• **What the task requires**
Only the number is wanted: how many lines contain the word "adjusted"?

• **Data**
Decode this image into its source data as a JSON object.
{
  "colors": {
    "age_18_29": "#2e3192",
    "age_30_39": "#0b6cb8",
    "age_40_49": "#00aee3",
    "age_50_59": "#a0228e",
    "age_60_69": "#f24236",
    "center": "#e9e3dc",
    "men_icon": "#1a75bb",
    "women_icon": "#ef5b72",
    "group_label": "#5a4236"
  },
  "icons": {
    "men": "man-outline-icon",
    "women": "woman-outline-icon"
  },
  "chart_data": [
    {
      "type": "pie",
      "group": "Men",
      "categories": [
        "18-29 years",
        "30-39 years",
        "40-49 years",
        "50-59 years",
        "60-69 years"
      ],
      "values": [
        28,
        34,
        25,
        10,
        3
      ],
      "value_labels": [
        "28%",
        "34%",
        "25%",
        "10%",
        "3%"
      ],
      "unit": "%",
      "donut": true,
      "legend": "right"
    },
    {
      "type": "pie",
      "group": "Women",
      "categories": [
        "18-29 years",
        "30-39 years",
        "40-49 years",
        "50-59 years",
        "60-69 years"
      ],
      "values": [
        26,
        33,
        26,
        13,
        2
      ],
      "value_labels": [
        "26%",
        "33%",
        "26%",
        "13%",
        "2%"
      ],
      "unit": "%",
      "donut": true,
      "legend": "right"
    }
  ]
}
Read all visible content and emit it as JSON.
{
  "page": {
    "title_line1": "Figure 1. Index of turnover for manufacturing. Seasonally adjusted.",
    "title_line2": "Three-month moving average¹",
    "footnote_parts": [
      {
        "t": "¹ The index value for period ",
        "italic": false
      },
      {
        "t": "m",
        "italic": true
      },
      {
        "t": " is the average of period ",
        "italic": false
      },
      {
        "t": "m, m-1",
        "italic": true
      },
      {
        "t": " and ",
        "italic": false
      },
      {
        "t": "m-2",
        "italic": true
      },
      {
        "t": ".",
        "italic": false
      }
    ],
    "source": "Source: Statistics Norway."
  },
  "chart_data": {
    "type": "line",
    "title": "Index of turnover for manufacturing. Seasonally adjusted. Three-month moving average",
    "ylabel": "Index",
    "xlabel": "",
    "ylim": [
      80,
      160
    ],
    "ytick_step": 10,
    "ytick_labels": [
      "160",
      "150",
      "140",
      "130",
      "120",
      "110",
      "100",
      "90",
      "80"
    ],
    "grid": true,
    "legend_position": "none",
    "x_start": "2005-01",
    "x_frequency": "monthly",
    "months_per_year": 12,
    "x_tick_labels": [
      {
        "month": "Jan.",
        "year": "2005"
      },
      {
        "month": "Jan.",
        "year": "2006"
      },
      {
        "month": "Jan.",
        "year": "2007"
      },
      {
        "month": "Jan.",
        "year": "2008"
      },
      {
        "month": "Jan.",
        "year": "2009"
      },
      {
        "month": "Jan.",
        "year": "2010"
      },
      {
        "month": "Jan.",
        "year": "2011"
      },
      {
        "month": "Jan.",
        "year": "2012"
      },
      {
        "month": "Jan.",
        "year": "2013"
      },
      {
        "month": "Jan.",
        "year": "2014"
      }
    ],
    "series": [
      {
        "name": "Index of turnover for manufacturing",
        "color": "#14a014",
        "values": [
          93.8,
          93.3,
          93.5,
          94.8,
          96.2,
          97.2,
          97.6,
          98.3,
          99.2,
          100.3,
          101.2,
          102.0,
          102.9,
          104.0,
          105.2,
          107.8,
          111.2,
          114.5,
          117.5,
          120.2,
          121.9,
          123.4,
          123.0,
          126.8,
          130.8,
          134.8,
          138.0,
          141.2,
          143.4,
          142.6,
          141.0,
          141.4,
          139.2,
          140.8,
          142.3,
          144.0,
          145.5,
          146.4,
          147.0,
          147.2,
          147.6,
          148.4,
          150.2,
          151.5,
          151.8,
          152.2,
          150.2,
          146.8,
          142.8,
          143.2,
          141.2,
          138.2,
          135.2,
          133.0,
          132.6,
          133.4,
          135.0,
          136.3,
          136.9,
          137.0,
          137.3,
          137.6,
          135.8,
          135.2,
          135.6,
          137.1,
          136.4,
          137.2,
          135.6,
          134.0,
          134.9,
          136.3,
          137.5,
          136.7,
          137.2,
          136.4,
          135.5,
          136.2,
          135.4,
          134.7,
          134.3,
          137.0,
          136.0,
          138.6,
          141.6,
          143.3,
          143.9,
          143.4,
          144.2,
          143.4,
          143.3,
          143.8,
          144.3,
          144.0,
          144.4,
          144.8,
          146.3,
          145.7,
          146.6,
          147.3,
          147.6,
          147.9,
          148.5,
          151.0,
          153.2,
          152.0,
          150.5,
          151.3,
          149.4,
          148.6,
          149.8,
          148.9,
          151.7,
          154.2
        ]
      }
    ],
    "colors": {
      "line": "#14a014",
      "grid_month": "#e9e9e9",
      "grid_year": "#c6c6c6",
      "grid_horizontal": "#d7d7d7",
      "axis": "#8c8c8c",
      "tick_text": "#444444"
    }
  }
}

• **Answer to this problem**
2